**Set exercise:**
Copy the lines starting at the one containing "Give bounding boxes" and ending at the one containing "y2-tick-label: 16% [584, 113, 610, 128]", substituting "recession-shading" for each "recession-band". Leave everything else in those lines unchanged.
======== Provided material
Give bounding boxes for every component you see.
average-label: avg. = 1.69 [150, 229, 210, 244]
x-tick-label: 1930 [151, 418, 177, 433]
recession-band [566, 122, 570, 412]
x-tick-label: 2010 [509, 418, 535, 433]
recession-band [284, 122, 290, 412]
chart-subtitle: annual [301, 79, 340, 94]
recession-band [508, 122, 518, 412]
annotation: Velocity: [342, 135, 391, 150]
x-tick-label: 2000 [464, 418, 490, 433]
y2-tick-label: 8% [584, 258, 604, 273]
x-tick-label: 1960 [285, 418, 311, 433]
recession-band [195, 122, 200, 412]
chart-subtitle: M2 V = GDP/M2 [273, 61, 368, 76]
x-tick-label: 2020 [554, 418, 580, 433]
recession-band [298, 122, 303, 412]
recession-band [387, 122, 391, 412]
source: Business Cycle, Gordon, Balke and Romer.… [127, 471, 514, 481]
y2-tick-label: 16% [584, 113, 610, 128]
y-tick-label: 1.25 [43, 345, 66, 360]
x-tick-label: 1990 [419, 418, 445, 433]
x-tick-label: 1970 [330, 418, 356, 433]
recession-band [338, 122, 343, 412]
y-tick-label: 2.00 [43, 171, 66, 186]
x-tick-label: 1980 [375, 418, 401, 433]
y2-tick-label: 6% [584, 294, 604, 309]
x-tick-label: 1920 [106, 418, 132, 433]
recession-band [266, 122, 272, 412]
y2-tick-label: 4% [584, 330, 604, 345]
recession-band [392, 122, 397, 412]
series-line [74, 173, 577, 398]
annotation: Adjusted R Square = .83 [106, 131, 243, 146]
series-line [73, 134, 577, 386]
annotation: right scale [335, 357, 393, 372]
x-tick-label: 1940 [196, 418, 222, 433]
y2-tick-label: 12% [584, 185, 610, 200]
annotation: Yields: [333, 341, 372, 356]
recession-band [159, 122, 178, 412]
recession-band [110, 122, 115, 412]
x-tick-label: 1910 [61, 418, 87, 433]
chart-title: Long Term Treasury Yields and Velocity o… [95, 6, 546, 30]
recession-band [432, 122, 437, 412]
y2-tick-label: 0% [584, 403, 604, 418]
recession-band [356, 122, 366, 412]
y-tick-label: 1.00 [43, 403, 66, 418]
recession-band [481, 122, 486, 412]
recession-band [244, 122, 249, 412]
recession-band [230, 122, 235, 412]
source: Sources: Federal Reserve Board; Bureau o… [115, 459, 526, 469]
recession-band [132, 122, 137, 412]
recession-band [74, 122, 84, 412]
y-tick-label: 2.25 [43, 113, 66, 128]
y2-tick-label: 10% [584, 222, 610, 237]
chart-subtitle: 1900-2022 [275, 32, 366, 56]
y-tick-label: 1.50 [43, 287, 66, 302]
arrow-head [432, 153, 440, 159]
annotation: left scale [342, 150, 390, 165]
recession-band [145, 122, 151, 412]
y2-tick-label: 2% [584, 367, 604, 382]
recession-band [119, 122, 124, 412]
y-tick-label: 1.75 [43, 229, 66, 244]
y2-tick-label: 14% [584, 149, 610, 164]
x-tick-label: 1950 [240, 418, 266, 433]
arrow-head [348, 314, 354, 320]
================
======== Provided material
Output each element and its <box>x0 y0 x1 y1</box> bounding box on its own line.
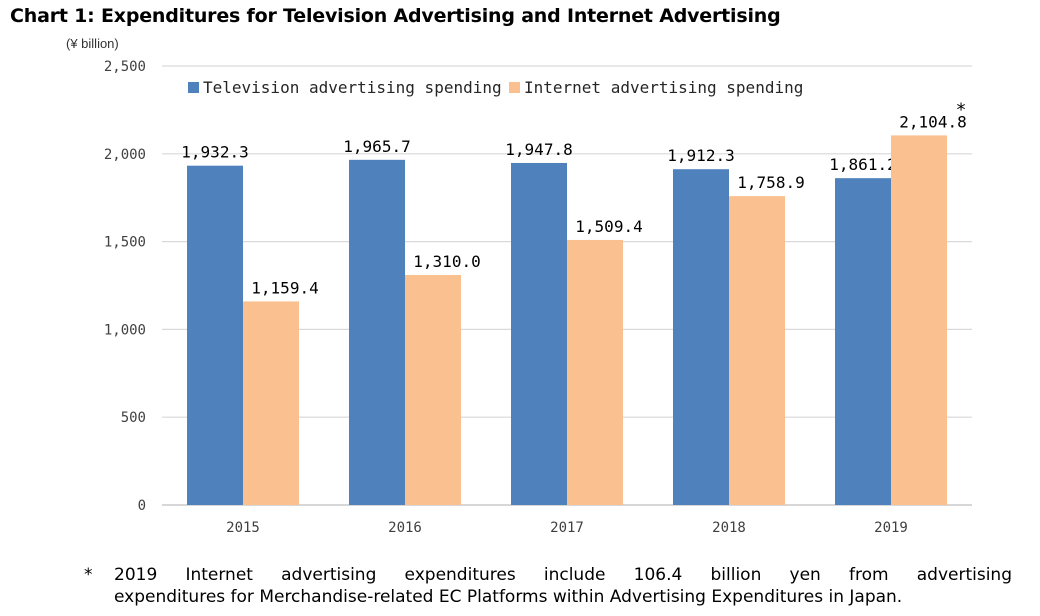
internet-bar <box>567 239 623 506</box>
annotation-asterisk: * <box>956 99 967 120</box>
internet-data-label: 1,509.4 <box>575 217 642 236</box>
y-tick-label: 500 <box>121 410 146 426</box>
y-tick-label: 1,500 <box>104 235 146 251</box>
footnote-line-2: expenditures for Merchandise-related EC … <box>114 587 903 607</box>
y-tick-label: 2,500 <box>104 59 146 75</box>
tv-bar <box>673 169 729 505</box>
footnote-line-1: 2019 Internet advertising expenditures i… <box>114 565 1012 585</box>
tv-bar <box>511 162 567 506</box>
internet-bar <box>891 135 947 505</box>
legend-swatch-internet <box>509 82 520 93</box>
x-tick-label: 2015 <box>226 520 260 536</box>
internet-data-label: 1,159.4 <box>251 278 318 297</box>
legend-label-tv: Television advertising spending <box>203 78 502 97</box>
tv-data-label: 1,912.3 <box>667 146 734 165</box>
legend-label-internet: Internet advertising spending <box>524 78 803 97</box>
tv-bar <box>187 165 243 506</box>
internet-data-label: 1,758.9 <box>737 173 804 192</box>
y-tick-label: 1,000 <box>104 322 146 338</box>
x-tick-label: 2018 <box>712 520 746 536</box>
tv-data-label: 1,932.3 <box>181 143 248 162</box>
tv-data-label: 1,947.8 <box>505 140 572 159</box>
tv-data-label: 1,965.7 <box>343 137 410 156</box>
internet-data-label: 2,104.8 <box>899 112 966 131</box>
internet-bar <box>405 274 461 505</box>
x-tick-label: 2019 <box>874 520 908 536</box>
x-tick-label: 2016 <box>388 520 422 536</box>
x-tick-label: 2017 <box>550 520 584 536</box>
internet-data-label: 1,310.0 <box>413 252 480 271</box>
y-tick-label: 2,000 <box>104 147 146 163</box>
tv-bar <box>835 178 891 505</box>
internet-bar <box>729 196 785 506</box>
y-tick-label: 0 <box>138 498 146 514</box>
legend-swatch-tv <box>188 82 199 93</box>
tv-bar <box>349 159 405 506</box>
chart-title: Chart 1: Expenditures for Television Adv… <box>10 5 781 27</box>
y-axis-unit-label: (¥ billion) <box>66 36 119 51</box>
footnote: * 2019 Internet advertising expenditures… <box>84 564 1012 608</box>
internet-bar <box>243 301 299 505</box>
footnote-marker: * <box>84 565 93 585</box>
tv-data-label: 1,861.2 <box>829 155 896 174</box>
================
**Output for this task:**
Give bounding boxes for every component you see.
average-label: avg. = 1.69 [150, 229, 210, 244]
x-tick-label: 1930 [151, 418, 177, 433]
recession-shading [566, 122, 570, 412]
x-tick-label: 2010 [509, 418, 535, 433]
recession-shading [284, 122, 290, 412]
chart-subtitle: annual [301, 79, 340, 94]
recession-shading [508, 122, 518, 412]
annotation: Velocity: [342, 135, 391, 150]
x-tick-label: 2000 [464, 418, 490, 433]
y2-tick-label: 8% [584, 258, 604, 273]
x-tick-label: 1960 [285, 418, 311, 433]
recession-shading [195, 122, 200, 412]
chart-subtitle: M2 V = GDP/M2 [273, 61, 368, 76]
x-tick-label: 2020 [554, 418, 580, 433]
recession-shading [298, 122, 303, 412]
recession-shading [387, 122, 391, 412]
source: Business Cycle, Gordon, Balke and Romer.… [127, 471, 514, 481]
y2-tick-label: 16% [584, 113, 610, 128]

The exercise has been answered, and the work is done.